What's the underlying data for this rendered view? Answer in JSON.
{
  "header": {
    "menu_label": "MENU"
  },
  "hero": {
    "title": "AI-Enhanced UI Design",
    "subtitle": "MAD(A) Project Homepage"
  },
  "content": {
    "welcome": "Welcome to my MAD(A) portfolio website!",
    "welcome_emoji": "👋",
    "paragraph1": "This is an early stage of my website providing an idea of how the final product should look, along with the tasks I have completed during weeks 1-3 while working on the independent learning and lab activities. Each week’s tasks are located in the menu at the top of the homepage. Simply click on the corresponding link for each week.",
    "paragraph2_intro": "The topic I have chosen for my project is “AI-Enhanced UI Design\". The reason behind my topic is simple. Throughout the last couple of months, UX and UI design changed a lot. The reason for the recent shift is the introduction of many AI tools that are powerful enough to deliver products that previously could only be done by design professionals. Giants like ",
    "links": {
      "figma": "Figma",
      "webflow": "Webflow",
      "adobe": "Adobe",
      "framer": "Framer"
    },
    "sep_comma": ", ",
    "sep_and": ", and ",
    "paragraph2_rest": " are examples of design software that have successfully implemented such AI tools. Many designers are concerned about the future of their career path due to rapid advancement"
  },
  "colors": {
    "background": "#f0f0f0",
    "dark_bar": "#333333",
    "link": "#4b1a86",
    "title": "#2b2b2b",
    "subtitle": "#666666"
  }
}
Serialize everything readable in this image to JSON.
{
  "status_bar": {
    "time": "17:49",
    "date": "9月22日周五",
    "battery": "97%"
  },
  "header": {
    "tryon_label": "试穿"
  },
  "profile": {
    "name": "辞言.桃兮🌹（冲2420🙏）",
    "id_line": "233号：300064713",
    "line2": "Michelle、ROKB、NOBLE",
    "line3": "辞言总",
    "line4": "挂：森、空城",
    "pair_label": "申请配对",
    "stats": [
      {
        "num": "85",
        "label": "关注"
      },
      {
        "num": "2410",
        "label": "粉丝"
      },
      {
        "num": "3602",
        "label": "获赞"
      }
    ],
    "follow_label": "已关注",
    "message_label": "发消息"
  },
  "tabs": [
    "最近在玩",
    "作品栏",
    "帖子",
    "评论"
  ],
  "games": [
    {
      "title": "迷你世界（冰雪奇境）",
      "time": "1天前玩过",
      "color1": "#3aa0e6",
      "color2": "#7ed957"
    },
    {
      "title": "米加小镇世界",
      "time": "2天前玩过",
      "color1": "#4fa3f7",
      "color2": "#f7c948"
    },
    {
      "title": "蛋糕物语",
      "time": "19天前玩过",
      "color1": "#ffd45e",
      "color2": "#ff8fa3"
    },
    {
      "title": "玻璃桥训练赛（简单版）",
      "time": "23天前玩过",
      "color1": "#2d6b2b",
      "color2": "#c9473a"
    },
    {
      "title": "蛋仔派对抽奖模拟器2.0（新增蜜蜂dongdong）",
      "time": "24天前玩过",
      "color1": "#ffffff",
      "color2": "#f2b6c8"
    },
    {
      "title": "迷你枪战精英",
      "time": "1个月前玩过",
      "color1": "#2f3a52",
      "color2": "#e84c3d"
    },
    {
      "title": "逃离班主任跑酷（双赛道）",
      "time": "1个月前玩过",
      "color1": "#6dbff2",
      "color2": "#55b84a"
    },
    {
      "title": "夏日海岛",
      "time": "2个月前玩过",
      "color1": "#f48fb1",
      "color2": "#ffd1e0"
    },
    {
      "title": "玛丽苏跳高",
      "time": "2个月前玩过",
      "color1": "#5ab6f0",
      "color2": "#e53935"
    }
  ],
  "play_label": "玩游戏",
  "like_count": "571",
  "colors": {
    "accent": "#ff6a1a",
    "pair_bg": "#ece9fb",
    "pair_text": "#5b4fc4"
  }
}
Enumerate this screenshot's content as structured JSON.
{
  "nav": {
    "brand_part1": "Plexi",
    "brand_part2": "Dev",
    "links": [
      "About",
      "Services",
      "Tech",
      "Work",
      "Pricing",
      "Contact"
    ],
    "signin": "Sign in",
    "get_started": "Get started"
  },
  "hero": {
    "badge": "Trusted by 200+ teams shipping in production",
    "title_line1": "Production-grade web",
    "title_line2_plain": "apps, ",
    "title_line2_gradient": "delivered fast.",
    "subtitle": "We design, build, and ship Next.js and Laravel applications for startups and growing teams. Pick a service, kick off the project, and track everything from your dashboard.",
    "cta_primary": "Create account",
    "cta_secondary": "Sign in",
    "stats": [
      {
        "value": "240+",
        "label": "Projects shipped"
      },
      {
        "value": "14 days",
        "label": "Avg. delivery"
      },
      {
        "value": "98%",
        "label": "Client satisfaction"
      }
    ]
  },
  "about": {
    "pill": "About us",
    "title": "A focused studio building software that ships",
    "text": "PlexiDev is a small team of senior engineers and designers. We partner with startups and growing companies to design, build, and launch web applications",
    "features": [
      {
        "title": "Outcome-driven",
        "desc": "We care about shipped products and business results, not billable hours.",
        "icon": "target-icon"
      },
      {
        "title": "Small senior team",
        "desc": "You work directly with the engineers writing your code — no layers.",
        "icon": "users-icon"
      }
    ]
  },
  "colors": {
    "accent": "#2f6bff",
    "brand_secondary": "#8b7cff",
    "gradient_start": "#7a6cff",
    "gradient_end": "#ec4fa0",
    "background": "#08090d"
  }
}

Prompt —
The entries above must be returned in full, exactly as shown.

Task answer —
What's the underlying data for this rendered view? Answer in JSON.
{
  "header": {
    "menu_label": "MENU"
  },
  "hero": {
    "title": "AI-Enhanced UI Design",
    "subtitle": "MAD(A) Project Homepage"
  },
  "content": {
    "welcome": "Welcome to my MAD(A) portfolio website!",
    "welcome_emoji": "👋",
    "paragraph1": "This is an early stage of my website providing an idea of how the final product should look, along with the tasks I have completed during weeks 1-3 while working on the independent learning and lab activities. Each week’s tasks are located in the menu at the top of the homepage. Simply click on the corresponding link for each week.",
    "paragraph2_intro": "The topic I have chosen for my project is “AI-Enhanced UI Design\". The reason behind my topic is simple. Throughout the last couple of months, UX and UI design changed a lot. The reason for the recent shift is the introduction of many AI tools that are powerful enough to deliver products that previously could only be done by design professionals. Giants like ",
    "links": {
      "figma": "Figma",
      "webflow": "Webflow",
      "adobe": "Adobe",
      "framer": "Framer"
    },
    "sep_comma": ", ",
    "sep_and": ", and ",
    "paragraph2_rest": " are examples of design software that have successfully implemented such AI tools. Many designers are concerned about the future of their career path due to rapid advancement"
  },
  "colors": {
    "background": "#f0f0f0",
    "dark_bar": "#333333",
    "link": "#4b1a86",
    "title": "#2b2b2b",
    "subtitle": "#666666"
  }
}
Serialize everything readable in this image to JSON.
{
  "status_bar": {
    "time": "17:49",
    "date": "9月22日周五",
    "battery": "97%"
  },
  "header": {
    "tryon_label": "试穿"
  },
  "profile": {
    "name": "辞言.桃兮🌹（冲2420🙏）",
    "id_line": "233号：300064713",
    "line2": "Michelle、ROKB、NOBLE",
    "line3": "辞言总",
    "line4": "挂：森、空城",
    "pair_label": "申请配对",
    "stats": [
      {
        "num": "85",
        "label": "关注"
      },
      {
        "num": "2410",
        "label": "粉丝"
      },
      {
        "num": "3602",
        "label": "获赞"
      }
    ],
    "follow_label": "已关注",
    "message_label": "发消息"
  },
  "tabs": [
    "最近在玩",
    "作品栏",
    "帖子",
    "评论"
  ],
  "games": [
    {
      "title": "迷你世界（冰雪奇境）",
      "time": "1天前玩过",
      "color1": "#3aa0e6",
      "color2": "#7ed957"
    },
    {
      "title": "米加小镇世界",
      "time": "2天前玩过",
      "color1": "#4fa3f7",
      "color2": "#f7c948"
    },
    {
      "title": "蛋糕物语",
      "time": "19天前玩过",
      "color1": "#ffd45e",
      "color2": "#ff8fa3"
    },
    {
      "title": "玻璃桥训练赛（简单版）",
      "time": "23天前玩过",
      "color1": "#2d6b2b",
      "color2": "#c9473a"
    },
    {
      "title": "蛋仔派对抽奖模拟器2.0（新增蜜蜂dongdong）",
      "time": "24天前玩过",
      "color1": "#ffffff",
      "color2": "#f2b6c8"
    },
    {
      "title": "迷你枪战精英",
      "time": "1个月前玩过",
      "color1": "#2f3a52",
      "color2": "#e84c3d"
    },
    {
      "title": "逃离班主任跑酷（双赛道）",
      "time": "1个月前玩过",
      "color1": "#6dbff2",
      "color2": "#55b84a"
    },
    {
      "title": "夏日海岛",
      "time": "2个月前玩过",
      "color1": "#f48fb1",
      "color2": "#ffd1e0"
    },
    {
      "title": "玛丽苏跳高",
      "time": "2个月前玩过",
      "color1": "#5ab6f0",
      "color2": "#e53935"
    }
  ],
  "play_label": "玩游戏",
  "like_count": "571",
  "colors": {
    "accent": "#ff6a1a",
    "pair_bg": "#ece9fb",
    "pair_text": "#5b4fc4"
  }
}
Enumerate this screenshot's content as structured JSON.
{
  "nav": {
    "brand_part1": "Plexi",
    "brand_part2": "Dev",
    "links": [
      "About",
      "Services",
      "Tech",
      "Work",
      "Pricing",
      "Contact"
    ],
    "signin": "Sign in",
    "get_started": "Get started"
  },
  "hero": {
    "badge": "Trusted by 200+ teams shipping in production",
    "title_line1": "Production-grade web",
    "title_line2_plain": "apps, ",
    "title_line2_gradient": "delivered fast.",
    "subtitle": "We design, build, and ship Next.js and Laravel applications for startups and growing teams. Pick a service, kick off the project, and track everything from your dashboard.",
    "cta_primary": "Create account",
    "cta_secondary": "Sign in",
    "stats": [
      {
        "value": "240+",
        "label": "Projects shipped"
      },
      {
        "value": "14 days",
        "label": "Avg. delivery"
      },
      {
        "value": "98%",
        "label": "Client satisfaction"
      }
    ]
  },
  "about": {
    "pill": "About us",
    "title": "A focused studio building software that ships",
    "text": "PlexiDev is a small team of senior engineers and designers. We partner with startups and growing companies to design, build, and launch web applications",
    "features": [
      {
        "title": "Outcome-driven",
        "desc": "We care about shipped products and business results, not billable hours.",
        "icon": "target-icon"
      },
      {
        "title": "Small senior team",
        "desc": "You work directly with the engineers writing your code — no layers.",
        "icon": "users-icon"
      }
    ]
  },
  "colors": {
    "accent": "#2f6bff",
    "brand_secondary": "#8b7cff",
    "gradient_start": "#7a6cff",
    "gradient_end": "#ec4fa0",
    "background": "#08090d"
  }
}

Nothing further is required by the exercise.